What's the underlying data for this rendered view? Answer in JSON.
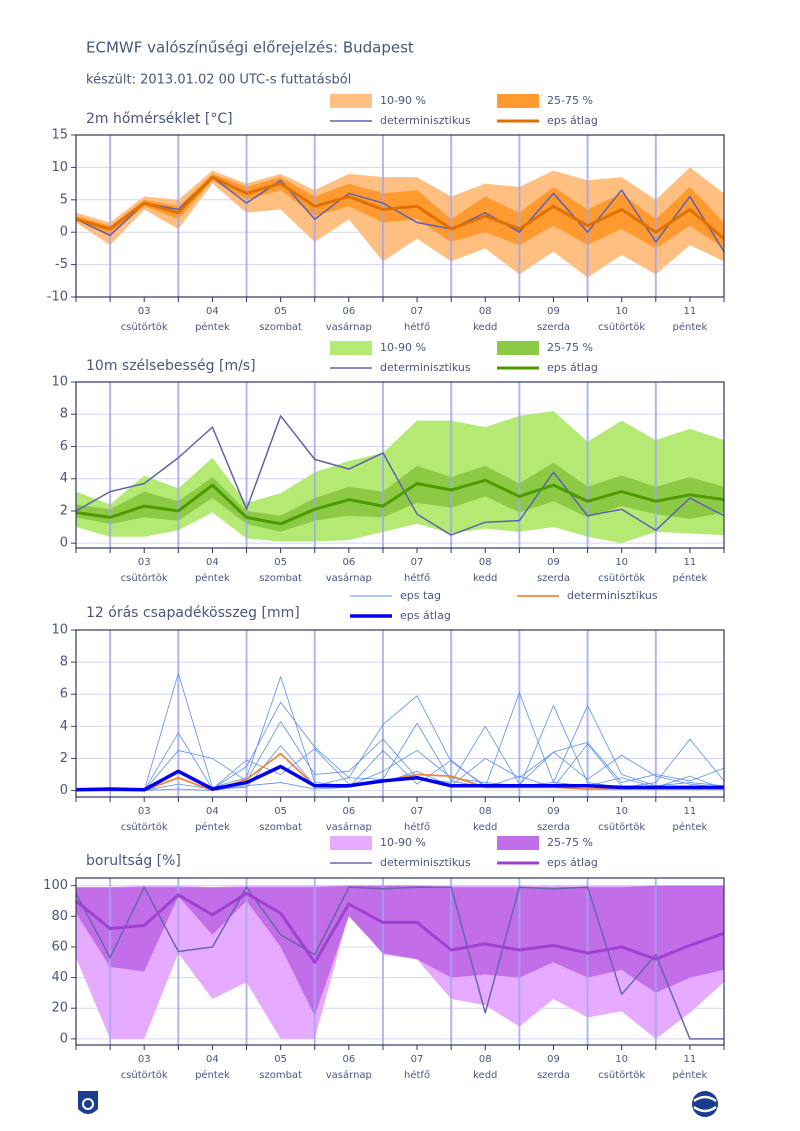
{
  "title": "ECMWF valószínűségi előrejelzés: Budapest",
  "subtitle": "készült: 2013.01.02 00 UTC-s futtatásból",
  "days": [
    {
      "date": "03",
      "weekday": "csütörtök"
    },
    {
      "date": "04",
      "weekday": "péntek"
    },
    {
      "date": "05",
      "weekday": "szombat"
    },
    {
      "date": "06",
      "weekday": "vasárnap"
    },
    {
      "date": "07",
      "weekday": "hétfő"
    },
    {
      "date": "08",
      "weekday": "kedd"
    },
    {
      "date": "09",
      "weekday": "szerda"
    },
    {
      "date": "10",
      "weekday": "csütörtök"
    },
    {
      "date": "11",
      "weekday": "péntek"
    }
  ],
  "chart_data": [
    {
      "type": "band",
      "title": "2m hőmérséklet [°C]",
      "ylim": [
        -10,
        15
      ],
      "yticks": [
        -10,
        -5,
        0,
        5,
        10,
        15
      ],
      "grid": true,
      "bands": [
        {
          "name": "10-90 %",
          "color": "#ffbf80",
          "low": [
            1.5,
            -2,
            3.5,
            0.5,
            7.5,
            3,
            3.5,
            -1.5,
            2,
            -4.5,
            -1,
            -4.5,
            -2.5,
            -6.5,
            -3,
            -7,
            -3.5,
            -6.5,
            -2,
            -4.5
          ],
          "high": [
            3,
            1.5,
            5.5,
            5,
            9.5,
            7.5,
            9,
            6.5,
            9,
            8.5,
            8.5,
            5.5,
            7.5,
            7,
            9.5,
            8,
            8.5,
            5,
            10,
            6
          ]
        },
        {
          "name": "25-75 %",
          "color": "#ff9a30",
          "low": [
            1.8,
            -0.5,
            4,
            2,
            8,
            5,
            6.5,
            2.5,
            4,
            1.5,
            2,
            -1.5,
            0,
            -2,
            1,
            -2,
            0.5,
            -2.5,
            1,
            -2.5
          ],
          "high": [
            2.5,
            1,
            5,
            4,
            9,
            7,
            8.5,
            5.5,
            7.5,
            6,
            6.5,
            2,
            5.5,
            3,
            7,
            3.5,
            6,
            2,
            7,
            1.5
          ]
        }
      ],
      "series": [
        {
          "name": "determinisztikus",
          "color": "#6060b0",
          "width": 1.5,
          "values": [
            2,
            -0.5,
            4.5,
            3.5,
            8.5,
            4.5,
            8,
            2,
            6,
            4.5,
            1.5,
            0.5,
            3,
            0,
            6,
            0,
            6.5,
            -1.5,
            5.5,
            -3
          ]
        },
        {
          "name": "eps átlag",
          "color": "#e07000",
          "width": 3,
          "values": [
            2,
            0.5,
            4.5,
            3,
            8.5,
            6,
            7.5,
            4,
            5.5,
            3.5,
            4,
            0.5,
            2.5,
            0.5,
            4,
            1,
            3.5,
            0,
            3.5,
            -1
          ]
        }
      ]
    },
    {
      "type": "band",
      "title": "10m szélsebesség [m/s]",
      "ylim": [
        -0.3,
        10
      ],
      "yticks": [
        0,
        2,
        4,
        6,
        8,
        10
      ],
      "grid": true,
      "bands": [
        {
          "name": "10-90 %",
          "color": "#b4ea74",
          "low": [
            1.0,
            0.4,
            0.4,
            0.8,
            1.9,
            0.3,
            0.1,
            0.1,
            0.2,
            0.7,
            1.2,
            0.6,
            0.9,
            0.7,
            1.0,
            0.4,
            0,
            0.7,
            0.6,
            0.5
          ],
          "high": [
            3.2,
            2.4,
            4.2,
            3.4,
            5.3,
            2.5,
            3.1,
            4.4,
            5.1,
            5.6,
            7.6,
            7.6,
            7.2,
            7.9,
            8.2,
            6.3,
            7.6,
            6.4,
            7.1,
            6.4
          ]
        },
        {
          "name": "25-75 %",
          "color": "#8cca46",
          "low": [
            1.6,
            1.2,
            1.6,
            1.4,
            2.8,
            1.2,
            0.7,
            1.4,
            1.7,
            1.6,
            2.5,
            2.2,
            2.9,
            1.9,
            2.6,
            1.6,
            2.3,
            1.8,
            1.5,
            1.9
          ],
          "high": [
            2.4,
            2.1,
            3.2,
            2.6,
            4.1,
            2.0,
            1.7,
            2.8,
            3.5,
            3.2,
            4.8,
            4.1,
            4.8,
            3.7,
            5.0,
            3.5,
            4.2,
            3.5,
            4.1,
            3.5
          ]
        }
      ],
      "series": [
        {
          "name": "determinisztikus",
          "color": "#6060b0",
          "width": 1.5,
          "values": [
            2,
            3.2,
            3.7,
            5.3,
            7.2,
            2.1,
            7.9,
            5.2,
            4.6,
            5.6,
            1.8,
            0.5,
            1.3,
            1.4,
            4.4,
            1.7,
            2.1,
            0.8,
            2.8,
            1.7
          ]
        },
        {
          "name": "eps átlag",
          "color": "#4c9a00",
          "width": 3,
          "values": [
            1.9,
            1.6,
            2.3,
            2.0,
            3.6,
            1.6,
            1.2,
            2.1,
            2.7,
            2.3,
            3.7,
            3.3,
            3.9,
            2.9,
            3.6,
            2.6,
            3.2,
            2.6,
            3.0,
            2.7
          ]
        }
      ]
    },
    {
      "type": "ensemble",
      "title": "12 órás csapadékösszeg [mm]",
      "ylim": [
        -0.4,
        10
      ],
      "yticks": [
        0,
        2,
        4,
        6,
        8,
        10
      ],
      "grid": true,
      "members": {
        "name": "eps tag",
        "color": "#5b8ff0",
        "values": [
          [
            0,
            0.1,
            0,
            7.3,
            0.2,
            0.8,
            7.1,
            0.5,
            0.3,
            1.2,
            2.5,
            0.8,
            0.5,
            0.3,
            0.5,
            0.3,
            0.8,
            0.2,
            0.3,
            0.2
          ],
          [
            0,
            0,
            0,
            3.6,
            0.1,
            1.5,
            5.5,
            2.7,
            0.8,
            4.1,
            5.9,
            1.8,
            0.3,
            0.2,
            5.3,
            0.5,
            0.2,
            0.5,
            3.2,
            0.6
          ],
          [
            0,
            0,
            0,
            2.5,
            2.0,
            0.6,
            4.3,
            1.0,
            1.2,
            3.2,
            0.8,
            0.5,
            4.0,
            0.4,
            2.4,
            3.0,
            0.5,
            1.0,
            0.6,
            1.4
          ],
          [
            0,
            0,
            0,
            1.2,
            0.1,
            0.2,
            2.8,
            0.3,
            0.8,
            0.7,
            4.2,
            0.6,
            0.2,
            6.1,
            0.5,
            5.3,
            1.0,
            0.3,
            0.5,
            0.3
          ],
          [
            0,
            0.1,
            0,
            0.4,
            0.1,
            1.9,
            1.0,
            2.6,
            0.4,
            0.5,
            1.2,
            0.3,
            2.0,
            0.8,
            2.4,
            0.7,
            2.2,
            0.9,
            0.4,
            0.2
          ],
          [
            0,
            0,
            0,
            0.1,
            0,
            0.3,
            0.5,
            0.1,
            0.2,
            2.5,
            0.4,
            1.9,
            0.2,
            0.9,
            0.2,
            2.9,
            0.3,
            0.2,
            0.9,
            0.1
          ]
        ]
      },
      "series": [
        {
          "name": "determinisztikus",
          "color": "#ee8833",
          "width": 1.8,
          "values": [
            0,
            0,
            0,
            0.8,
            0,
            0.7,
            2.3,
            0.3,
            0.3,
            0.6,
            1.0,
            0.9,
            0.2,
            0.2,
            0.2,
            0.1,
            0.1,
            0.1,
            0.1,
            0.1
          ]
        },
        {
          "name": "eps átlag",
          "color": "#0000ee",
          "width": 3.5,
          "values": [
            0.05,
            0.1,
            0.05,
            1.2,
            0.1,
            0.5,
            1.5,
            0.3,
            0.3,
            0.6,
            0.8,
            0.3,
            0.3,
            0.3,
            0.3,
            0.3,
            0.2,
            0.2,
            0.2,
            0.2
          ]
        }
      ]
    },
    {
      "type": "band",
      "title": "borultság [%]",
      "ylim": [
        -4,
        105
      ],
      "yticks": [
        0,
        20,
        40,
        60,
        80,
        100
      ],
      "grid": true,
      "bands": [
        {
          "name": "10-90 %",
          "color": "#e6aaff",
          "low": [
            53,
            0,
            0,
            56,
            26,
            37,
            0,
            0,
            82,
            55,
            52,
            26,
            22,
            8,
            26,
            14,
            18,
            0,
            17,
            37
          ],
          "high": [
            99,
            99,
            100,
            100,
            99,
            100,
            100,
            100,
            100,
            100,
            100,
            100,
            100,
            100,
            100,
            100,
            100,
            100,
            100,
            100
          ]
        },
        {
          "name": "25-75 %",
          "color": "#c26ee8",
          "low": [
            82,
            47,
            44,
            93,
            68,
            90,
            60,
            15,
            80,
            56,
            52,
            40,
            42,
            40,
            50,
            40,
            45,
            30,
            40,
            45
          ],
          "high": [
            99,
            99,
            99,
            99,
            99,
            99,
            99,
            99,
            100,
            100,
            100,
            99,
            99,
            99,
            99,
            99,
            99,
            100,
            100,
            100
          ]
        }
      ],
      "series": [
        {
          "name": "determinisztikus",
          "color": "#6666aa",
          "width": 1.5,
          "values": [
            95,
            53,
            99,
            57,
            60,
            99,
            68,
            55,
            99,
            98,
            99,
            99,
            17,
            99,
            98,
            99,
            29,
            55,
            0,
            0
          ]
        },
        {
          "name": "eps átlag",
          "color": "#a040d0",
          "width": 3,
          "values": [
            90,
            72,
            74,
            94,
            81,
            95,
            82,
            50,
            88,
            76,
            76,
            58,
            62,
            58,
            61,
            56,
            60,
            52,
            61,
            69
          ]
        }
      ]
    }
  ]
}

- - -

JOB: Extract all lines from the material above that include the word "weekday".

EXERCISE RESULT:
      "weekday": "csütörtök"
      "weekday": "péntek"
      "weekday": "szombat"
      "weekday": "vasárnap"
      "weekday": "hétfő"
      "weekday": "kedd"
      "weekday": "szerda"
      "weekday": "csütörtök"
      "weekday": "péntek"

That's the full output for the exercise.